## PASSAGE FOR REVIEW

··········

Greetings all,

    I wanted to pose this question here and gather some thoughts; by no means would I use the guidance here as the crux of my decision making, but hearing everyone's thoughts would be helpful. I am considering whether it would be worthwhile to purchase a home in another state (WA) as an investment property that I eventually intend to make my primary residence – it would be an investment property for 5+ years as I will not be settling in the State in the near term. Taking this step would be my first foray into real estate investing, and I fully recognize the process is very involved and hard on newcomers. The upside is that I would purchase the home now without wrestling appreciation in the area of interests (Greater Seattle Area) 5 years down the line and could start building equity early through renting the property out.

    Alternatively, I can put the down payment $ into the market and hope that it grows since I have a reasonable time horizon of 5+ years. Whether this growth will supersede the upside of the home's appreciation and equity built through renting the home over X years I do not know. I wanted to reach out and see if anyone has taken this approach – how did it go for you? Any regrets? Do you feel you would have done things differently? I'd also love to hear from seasoned folks on which approach seems like it'd yield the better outcome here (acknowledging there is some crystal ball thinking involved here).

    I appreciate both the time and insight offered – thank you!

··········

## EXTRACTED MATERIAL
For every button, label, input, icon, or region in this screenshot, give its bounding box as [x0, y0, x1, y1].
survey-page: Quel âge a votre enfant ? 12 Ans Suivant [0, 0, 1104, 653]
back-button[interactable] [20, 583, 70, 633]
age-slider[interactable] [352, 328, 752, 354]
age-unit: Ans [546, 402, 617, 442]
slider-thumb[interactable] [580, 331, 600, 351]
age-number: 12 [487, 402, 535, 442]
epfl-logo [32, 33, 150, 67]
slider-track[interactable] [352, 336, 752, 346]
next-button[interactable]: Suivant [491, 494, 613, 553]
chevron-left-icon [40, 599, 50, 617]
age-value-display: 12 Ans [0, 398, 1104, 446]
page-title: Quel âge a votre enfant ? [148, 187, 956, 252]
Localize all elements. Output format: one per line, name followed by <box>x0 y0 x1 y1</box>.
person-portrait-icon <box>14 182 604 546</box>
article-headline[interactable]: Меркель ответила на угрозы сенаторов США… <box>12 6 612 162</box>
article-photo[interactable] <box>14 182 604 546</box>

··········

## THE TASK
Rewrite the home-buying post from "I wanted to pose" up to and including "the property out.", putting "permanent home" in place of "primary residence".

## ANSWER TO THIS TASK
I wanted to pose this question here and gather some thoughts; by no means would I use the guidance here as the crux of my decision making, but hearing everyone's thoughts would be helpful. I am considering whether it would be worthwhile to purchase a home in another state (WA) as an investment property that I eventually intend to make my permanent home – it would be an investment property for 5+ years as I will not be settling in the State in the near term. Taking this step would be my first foray into real estate investing, and I fully recognize the process is very involved and hard on newcomers. The upside is that I would purchase the home now without wrestling appreciation in the area of interests (Greater Seattle Area) 5 years down the line and could start building equity early through renting the property out.